What to work on
Quote the entries word for word. Omit the pictures.

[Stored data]
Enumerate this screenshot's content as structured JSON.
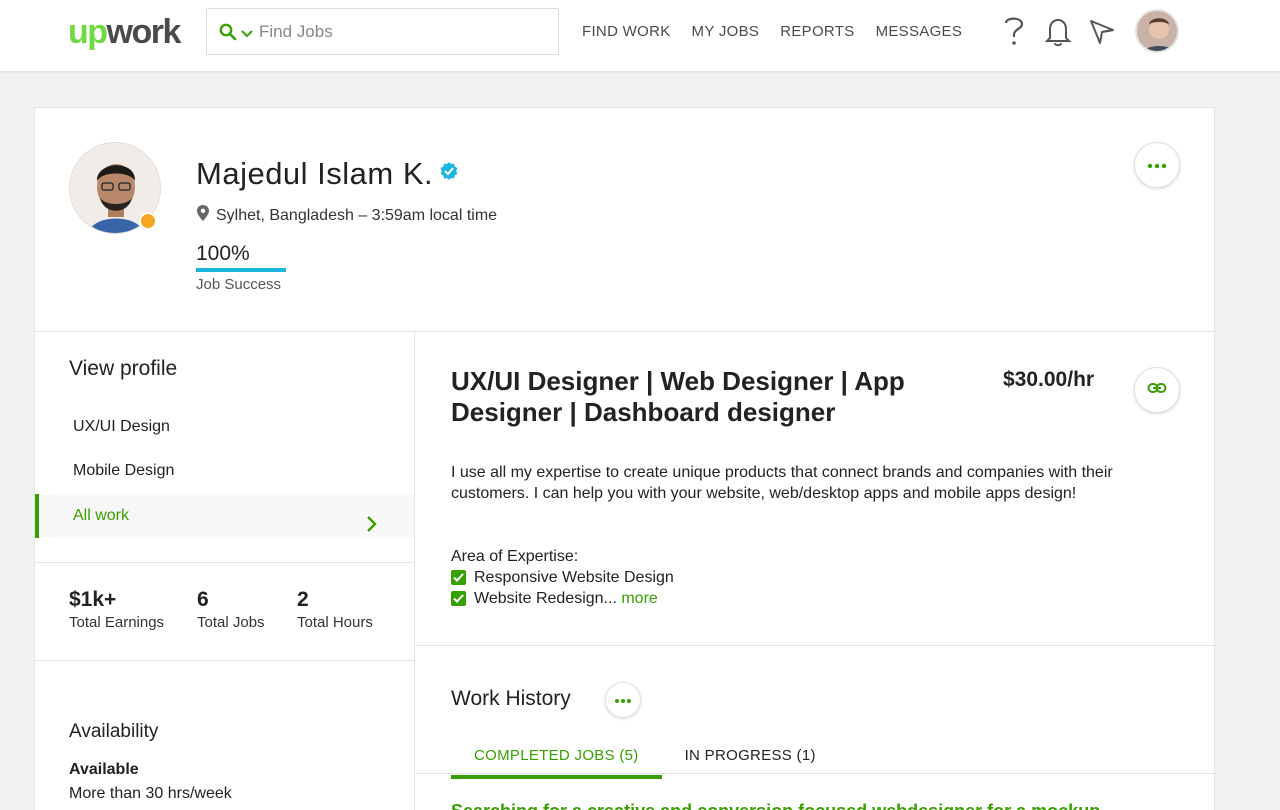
{
  "header": {
    "logo_up": "up",
    "logo_work": "work",
    "search_placeholder": "Find Jobs",
    "nav": [
      "FIND WORK",
      "MY JOBS",
      "REPORTS",
      "MESSAGES"
    ],
    "brand_color": "#6fda44"
  },
  "profile": {
    "name": "Majedul Islam K.",
    "location": "Sylhet, Bangladesh – 3:59am local time",
    "job_success_value": "100%",
    "job_success_label": "Job Success",
    "job_success_fraction": 1.0,
    "status_color": "#f6a623"
  },
  "sidebar": {
    "view_profile_title": "View profile",
    "items": [
      "UX/UI Design",
      "Mobile Design",
      "All work"
    ],
    "active_item": "All work",
    "stats": [
      {
        "value": "$1k+",
        "label": "Total Earnings"
      },
      {
        "value": "6",
        "label": "Total Jobs"
      },
      {
        "value": "2",
        "label": "Total Hours"
      }
    ],
    "availability_title": "Availability",
    "availability_value": "Available",
    "availability_detail": "More than 30 hrs/week"
  },
  "main": {
    "title": "UX/UI Designer | Web Designer | App Designer | Dashboard designer",
    "rate": "$30.00/hr",
    "description": "I use all my expertise to create unique products that connect brands and companies with their customers. I can help you with your website, web/desktop apps and mobile apps design!",
    "expertise_label": "Area of Expertise:",
    "expertise": [
      "Responsive Website Design",
      "Website Redesign..."
    ],
    "more_link": "more",
    "work_history_title": "Work History",
    "tabs": [
      "COMPLETED JOBS (5)",
      "IN PROGRESS (1)"
    ],
    "first_job": "Searching for a creative and conversion focused webdesigner for a mockup",
    "accent_color": "#37a000"
  }
}
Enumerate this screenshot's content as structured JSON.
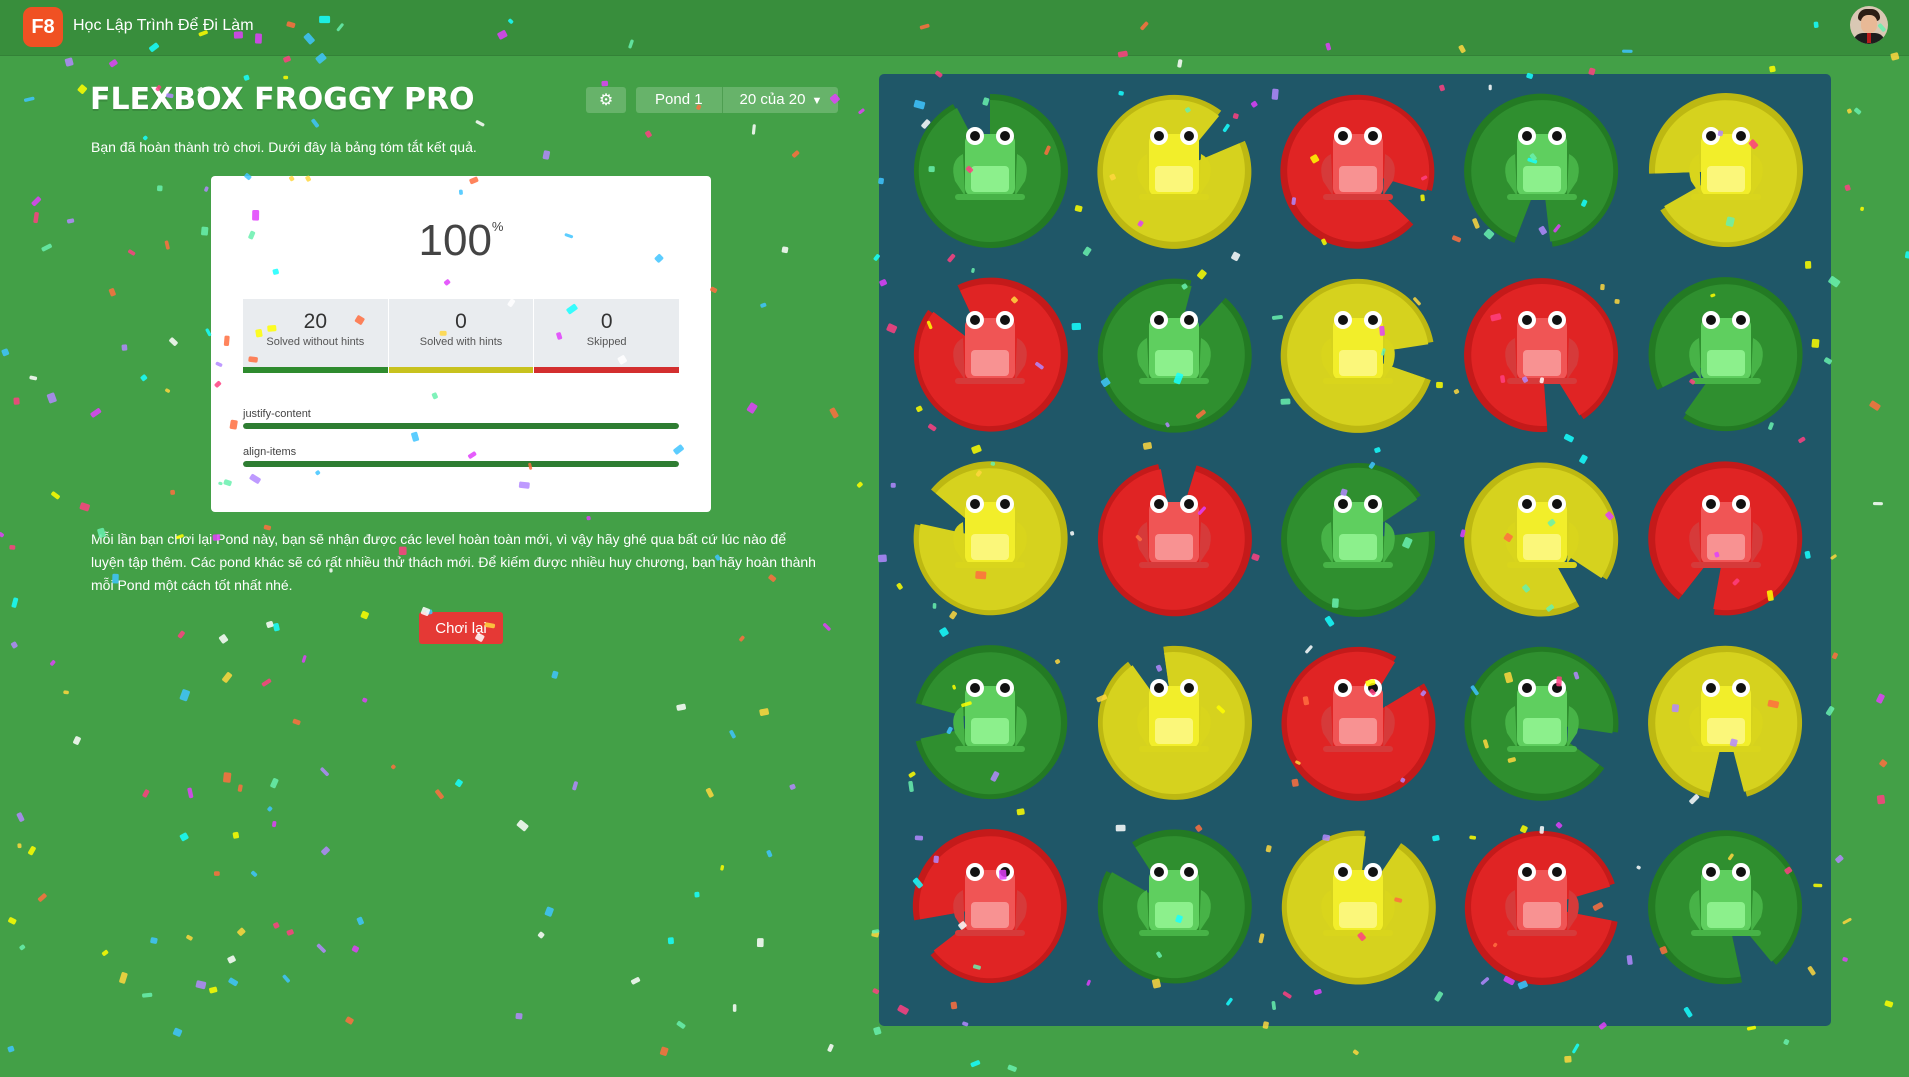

Solved exercise
Enumerate this screenshot's content as structured JSON.
{
  "header": {
    "logo_up": "up",
    "logo_work": "work",
    "search_placeholder": "Find Jobs",
    "nav": [
      "FIND WORK",
      "MY JOBS",
      "REPORTS",
      "MESSAGES"
    ],
    "brand_color": "#6fda44"
  },
  "profile": {
    "name": "Majedul Islam K.",
    "location": "Sylhet, Bangladesh – 3:59am local time",
    "job_success_value": "100%",
    "job_success_label": "Job Success",
    "job_success_fraction": 1.0,
    "status_color": "#f6a623"
  },
  "sidebar": {
    "view_profile_title": "View profile",
    "items": [
      "UX/UI Design",
      "Mobile Design",
      "All work"
    ],
    "active_item": "All work",
    "stats": [
      {
        "value": "$1k+",
        "label": "Total Earnings"
      },
      {
        "value": "6",
        "label": "Total Jobs"
      },
      {
        "value": "2",
        "label": "Total Hours"
      }
    ],
    "availability_title": "Availability",
    "availability_value": "Available",
    "availability_detail": "More than 30 hrs/week"
  },
  "main": {
    "title": "UX/UI Designer | Web Designer | App Designer | Dashboard designer",
    "rate": "$30.00/hr",
    "description": "I use all my expertise to create unique products that connect brands and companies with their customers. I can help you with your website, web/desktop apps and mobile apps design!",
    "expertise_label": "Area of Expertise:",
    "expertise": [
      "Responsive Website Design",
      "Website Redesign..."
    ],
    "more_link": "more",
    "work_history_title": "Work History",
    "tabs": [
      "COMPLETED JOBS (5)",
      "IN PROGRESS (1)"
    ],
    "first_job": "Searching for a creative and conversion focused webdesigner for a mockup",
    "accent_color": "#37a000"
  }
}
Enumerate this screenshot's content as structured JSON.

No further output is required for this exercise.